> [Task statement]:
Read the records below and copy each line that contains "name".

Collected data

- - - -

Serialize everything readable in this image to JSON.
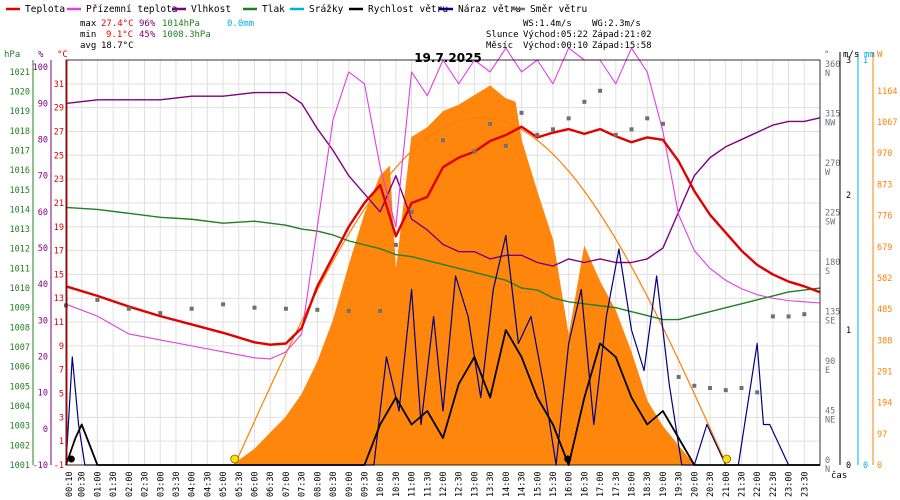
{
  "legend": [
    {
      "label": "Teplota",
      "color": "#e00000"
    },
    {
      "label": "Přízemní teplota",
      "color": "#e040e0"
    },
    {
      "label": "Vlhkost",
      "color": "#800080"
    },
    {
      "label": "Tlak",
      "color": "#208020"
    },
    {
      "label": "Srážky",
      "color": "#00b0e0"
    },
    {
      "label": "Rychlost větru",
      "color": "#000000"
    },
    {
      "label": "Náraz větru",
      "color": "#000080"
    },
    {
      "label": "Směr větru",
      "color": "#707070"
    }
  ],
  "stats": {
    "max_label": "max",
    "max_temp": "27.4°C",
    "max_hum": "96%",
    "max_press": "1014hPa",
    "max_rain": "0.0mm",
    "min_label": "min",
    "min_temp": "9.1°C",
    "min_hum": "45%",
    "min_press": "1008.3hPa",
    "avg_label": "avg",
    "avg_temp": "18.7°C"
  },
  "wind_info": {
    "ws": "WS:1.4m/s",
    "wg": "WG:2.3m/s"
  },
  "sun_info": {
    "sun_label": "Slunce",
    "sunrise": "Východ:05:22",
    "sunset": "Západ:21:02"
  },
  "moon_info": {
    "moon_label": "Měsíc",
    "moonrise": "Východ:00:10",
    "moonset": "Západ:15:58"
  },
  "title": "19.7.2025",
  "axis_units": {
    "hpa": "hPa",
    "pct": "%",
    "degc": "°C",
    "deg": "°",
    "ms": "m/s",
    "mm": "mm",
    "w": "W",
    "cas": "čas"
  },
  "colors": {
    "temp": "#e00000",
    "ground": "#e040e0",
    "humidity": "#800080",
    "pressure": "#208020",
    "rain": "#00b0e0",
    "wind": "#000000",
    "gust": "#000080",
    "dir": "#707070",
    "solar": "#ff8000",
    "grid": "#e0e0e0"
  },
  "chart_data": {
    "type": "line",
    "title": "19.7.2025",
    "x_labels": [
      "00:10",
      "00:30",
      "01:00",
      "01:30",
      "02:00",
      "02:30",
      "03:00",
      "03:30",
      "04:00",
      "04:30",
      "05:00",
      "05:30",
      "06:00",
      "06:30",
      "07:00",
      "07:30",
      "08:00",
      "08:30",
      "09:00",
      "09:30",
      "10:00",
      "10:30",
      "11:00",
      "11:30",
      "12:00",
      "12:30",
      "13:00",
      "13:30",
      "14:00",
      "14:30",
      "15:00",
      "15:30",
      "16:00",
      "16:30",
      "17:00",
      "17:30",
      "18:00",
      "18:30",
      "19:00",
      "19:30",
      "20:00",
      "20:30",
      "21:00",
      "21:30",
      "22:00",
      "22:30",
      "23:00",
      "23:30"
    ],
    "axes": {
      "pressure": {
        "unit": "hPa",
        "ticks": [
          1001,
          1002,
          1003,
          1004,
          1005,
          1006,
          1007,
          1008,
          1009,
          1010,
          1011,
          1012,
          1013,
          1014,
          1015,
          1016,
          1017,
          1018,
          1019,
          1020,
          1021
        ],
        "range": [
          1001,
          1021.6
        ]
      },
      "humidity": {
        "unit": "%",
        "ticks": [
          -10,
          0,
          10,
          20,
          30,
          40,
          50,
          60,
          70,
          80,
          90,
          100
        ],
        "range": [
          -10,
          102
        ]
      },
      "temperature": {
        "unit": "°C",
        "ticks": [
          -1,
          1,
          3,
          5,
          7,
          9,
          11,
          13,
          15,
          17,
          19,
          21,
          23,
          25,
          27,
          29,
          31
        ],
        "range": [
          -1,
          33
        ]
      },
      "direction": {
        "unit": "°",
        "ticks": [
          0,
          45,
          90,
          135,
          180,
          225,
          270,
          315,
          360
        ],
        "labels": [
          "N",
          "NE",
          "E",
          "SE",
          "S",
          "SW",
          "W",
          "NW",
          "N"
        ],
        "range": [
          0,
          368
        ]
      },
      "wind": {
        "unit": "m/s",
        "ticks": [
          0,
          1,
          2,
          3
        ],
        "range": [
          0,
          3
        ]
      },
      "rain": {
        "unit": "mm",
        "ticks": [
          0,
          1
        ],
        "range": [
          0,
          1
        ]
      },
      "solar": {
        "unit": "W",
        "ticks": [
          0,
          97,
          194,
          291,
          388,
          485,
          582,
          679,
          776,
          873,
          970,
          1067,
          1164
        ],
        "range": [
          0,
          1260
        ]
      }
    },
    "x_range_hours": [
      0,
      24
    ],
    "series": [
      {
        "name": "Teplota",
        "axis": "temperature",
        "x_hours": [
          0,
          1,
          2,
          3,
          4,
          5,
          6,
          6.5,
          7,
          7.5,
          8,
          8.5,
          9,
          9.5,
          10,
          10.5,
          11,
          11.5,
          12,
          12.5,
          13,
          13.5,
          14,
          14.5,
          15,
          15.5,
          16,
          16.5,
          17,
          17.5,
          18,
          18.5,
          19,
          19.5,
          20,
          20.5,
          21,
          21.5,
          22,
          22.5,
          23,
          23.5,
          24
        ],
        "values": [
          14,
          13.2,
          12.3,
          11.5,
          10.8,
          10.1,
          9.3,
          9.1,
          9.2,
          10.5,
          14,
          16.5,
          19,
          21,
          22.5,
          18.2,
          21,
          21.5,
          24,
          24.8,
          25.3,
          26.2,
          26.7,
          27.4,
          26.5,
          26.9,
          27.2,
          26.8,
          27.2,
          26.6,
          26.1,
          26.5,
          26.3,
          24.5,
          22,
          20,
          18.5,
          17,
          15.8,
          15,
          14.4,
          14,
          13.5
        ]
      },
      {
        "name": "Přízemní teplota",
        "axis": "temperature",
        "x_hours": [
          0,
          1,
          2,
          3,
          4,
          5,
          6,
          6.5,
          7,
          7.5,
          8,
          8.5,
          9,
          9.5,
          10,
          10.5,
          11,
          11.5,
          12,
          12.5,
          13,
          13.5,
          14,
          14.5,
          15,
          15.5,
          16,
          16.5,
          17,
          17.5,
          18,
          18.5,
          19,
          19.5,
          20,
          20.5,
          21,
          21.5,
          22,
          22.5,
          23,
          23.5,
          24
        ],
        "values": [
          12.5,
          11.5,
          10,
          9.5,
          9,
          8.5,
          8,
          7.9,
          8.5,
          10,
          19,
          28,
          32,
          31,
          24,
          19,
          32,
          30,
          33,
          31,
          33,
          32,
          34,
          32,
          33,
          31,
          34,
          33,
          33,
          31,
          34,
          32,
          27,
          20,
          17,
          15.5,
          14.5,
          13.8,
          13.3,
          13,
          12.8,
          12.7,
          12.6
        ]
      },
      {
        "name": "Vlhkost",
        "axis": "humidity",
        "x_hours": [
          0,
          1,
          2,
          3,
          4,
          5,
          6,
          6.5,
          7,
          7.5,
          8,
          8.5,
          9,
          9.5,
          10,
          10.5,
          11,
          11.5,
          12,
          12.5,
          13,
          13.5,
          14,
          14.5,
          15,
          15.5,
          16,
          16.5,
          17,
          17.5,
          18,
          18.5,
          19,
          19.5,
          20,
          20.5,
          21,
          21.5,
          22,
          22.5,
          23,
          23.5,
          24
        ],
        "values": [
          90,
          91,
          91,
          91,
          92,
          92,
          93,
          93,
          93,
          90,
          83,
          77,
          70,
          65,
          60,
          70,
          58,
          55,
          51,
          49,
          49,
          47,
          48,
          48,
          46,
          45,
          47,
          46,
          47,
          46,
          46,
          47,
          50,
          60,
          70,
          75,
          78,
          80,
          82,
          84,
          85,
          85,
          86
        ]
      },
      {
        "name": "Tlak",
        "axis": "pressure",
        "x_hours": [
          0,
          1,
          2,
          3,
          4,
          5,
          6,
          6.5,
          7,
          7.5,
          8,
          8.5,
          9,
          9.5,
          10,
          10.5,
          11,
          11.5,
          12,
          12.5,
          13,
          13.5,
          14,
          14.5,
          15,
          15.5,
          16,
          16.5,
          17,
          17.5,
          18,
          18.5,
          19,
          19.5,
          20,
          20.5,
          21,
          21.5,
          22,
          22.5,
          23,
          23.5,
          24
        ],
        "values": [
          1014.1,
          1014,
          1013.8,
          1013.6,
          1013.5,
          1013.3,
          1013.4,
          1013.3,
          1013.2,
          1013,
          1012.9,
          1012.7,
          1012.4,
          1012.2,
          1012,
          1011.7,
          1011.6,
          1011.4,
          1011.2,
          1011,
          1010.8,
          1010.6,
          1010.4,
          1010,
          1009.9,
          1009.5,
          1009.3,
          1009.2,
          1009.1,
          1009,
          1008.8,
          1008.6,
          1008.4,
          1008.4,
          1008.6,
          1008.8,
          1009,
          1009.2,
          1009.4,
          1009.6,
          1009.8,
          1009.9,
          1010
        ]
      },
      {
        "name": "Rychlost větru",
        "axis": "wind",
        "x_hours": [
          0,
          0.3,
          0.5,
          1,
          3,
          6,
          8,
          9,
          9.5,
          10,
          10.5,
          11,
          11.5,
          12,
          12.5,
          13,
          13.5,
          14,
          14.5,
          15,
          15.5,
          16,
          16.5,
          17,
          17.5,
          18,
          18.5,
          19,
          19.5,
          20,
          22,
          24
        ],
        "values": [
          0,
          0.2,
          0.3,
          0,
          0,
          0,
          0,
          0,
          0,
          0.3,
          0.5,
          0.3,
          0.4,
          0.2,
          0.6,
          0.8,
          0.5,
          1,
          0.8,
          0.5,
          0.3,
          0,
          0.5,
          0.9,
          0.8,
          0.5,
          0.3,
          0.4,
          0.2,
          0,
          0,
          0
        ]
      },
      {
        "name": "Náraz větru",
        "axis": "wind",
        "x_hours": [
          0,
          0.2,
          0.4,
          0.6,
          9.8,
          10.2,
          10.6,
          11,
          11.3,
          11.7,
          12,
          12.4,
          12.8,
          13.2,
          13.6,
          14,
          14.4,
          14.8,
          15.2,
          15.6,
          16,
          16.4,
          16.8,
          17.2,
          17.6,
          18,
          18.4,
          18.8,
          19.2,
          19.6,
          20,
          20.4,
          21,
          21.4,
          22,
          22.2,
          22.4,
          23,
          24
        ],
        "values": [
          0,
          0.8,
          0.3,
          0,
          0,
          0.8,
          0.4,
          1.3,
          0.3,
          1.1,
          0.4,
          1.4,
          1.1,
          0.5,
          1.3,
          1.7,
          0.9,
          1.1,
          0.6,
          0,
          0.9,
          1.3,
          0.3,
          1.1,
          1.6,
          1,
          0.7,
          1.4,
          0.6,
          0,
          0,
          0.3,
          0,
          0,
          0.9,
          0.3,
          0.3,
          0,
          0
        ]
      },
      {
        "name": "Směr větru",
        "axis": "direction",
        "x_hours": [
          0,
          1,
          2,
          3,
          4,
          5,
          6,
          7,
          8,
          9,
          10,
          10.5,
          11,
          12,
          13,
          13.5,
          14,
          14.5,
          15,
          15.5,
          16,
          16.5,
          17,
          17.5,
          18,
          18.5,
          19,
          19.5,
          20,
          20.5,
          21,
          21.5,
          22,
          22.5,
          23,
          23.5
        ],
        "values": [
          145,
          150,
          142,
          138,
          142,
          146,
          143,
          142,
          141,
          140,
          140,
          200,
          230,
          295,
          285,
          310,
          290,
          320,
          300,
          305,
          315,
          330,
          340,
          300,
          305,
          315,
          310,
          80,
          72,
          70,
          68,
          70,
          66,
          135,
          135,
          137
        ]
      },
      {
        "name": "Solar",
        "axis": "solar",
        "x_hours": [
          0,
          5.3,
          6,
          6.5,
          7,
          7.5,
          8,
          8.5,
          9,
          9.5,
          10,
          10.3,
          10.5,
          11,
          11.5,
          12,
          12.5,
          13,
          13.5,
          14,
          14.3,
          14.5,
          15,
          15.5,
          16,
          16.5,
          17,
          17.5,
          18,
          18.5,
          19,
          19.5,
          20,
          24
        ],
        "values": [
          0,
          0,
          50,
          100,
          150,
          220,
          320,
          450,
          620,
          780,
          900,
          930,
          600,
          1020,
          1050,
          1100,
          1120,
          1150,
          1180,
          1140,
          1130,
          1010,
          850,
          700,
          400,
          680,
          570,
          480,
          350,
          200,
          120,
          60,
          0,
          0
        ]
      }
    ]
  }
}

- - - -

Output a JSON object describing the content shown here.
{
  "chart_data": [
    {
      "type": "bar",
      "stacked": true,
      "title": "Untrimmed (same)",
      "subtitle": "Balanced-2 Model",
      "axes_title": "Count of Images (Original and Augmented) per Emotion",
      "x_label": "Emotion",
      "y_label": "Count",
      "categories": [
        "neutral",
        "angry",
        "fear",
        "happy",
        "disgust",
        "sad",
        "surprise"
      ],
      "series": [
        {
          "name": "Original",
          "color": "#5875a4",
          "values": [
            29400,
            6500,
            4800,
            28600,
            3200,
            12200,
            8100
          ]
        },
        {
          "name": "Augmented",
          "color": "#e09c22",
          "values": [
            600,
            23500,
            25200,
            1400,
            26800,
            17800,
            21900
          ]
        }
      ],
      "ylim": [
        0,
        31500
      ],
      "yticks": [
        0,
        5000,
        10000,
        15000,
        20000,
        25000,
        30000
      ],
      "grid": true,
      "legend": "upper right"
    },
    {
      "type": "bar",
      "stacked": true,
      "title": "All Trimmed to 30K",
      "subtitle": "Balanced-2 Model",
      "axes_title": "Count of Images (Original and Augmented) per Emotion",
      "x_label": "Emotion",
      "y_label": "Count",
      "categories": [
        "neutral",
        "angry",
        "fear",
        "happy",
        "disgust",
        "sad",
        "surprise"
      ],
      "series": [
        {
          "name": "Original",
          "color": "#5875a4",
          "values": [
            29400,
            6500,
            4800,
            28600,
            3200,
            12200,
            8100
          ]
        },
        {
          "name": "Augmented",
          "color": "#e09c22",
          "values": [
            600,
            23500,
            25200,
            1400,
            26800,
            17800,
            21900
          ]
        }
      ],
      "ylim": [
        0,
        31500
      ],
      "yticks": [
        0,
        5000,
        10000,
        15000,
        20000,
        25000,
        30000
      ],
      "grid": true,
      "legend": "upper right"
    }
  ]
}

- - - -

> [Task answer]:
        "name": "Teplota",
        "name": "Přízemní teplota",
        "name": "Vlhkost",
        "name": "Tlak",
        "name": "Rychlost větru",
        "name": "Náraz větru",
        "name": "Směr větru",
        "name": "Solar",
          "name": "Original",
          "name": "Augmented",
          "name": "Original",
          "name": "Augmented",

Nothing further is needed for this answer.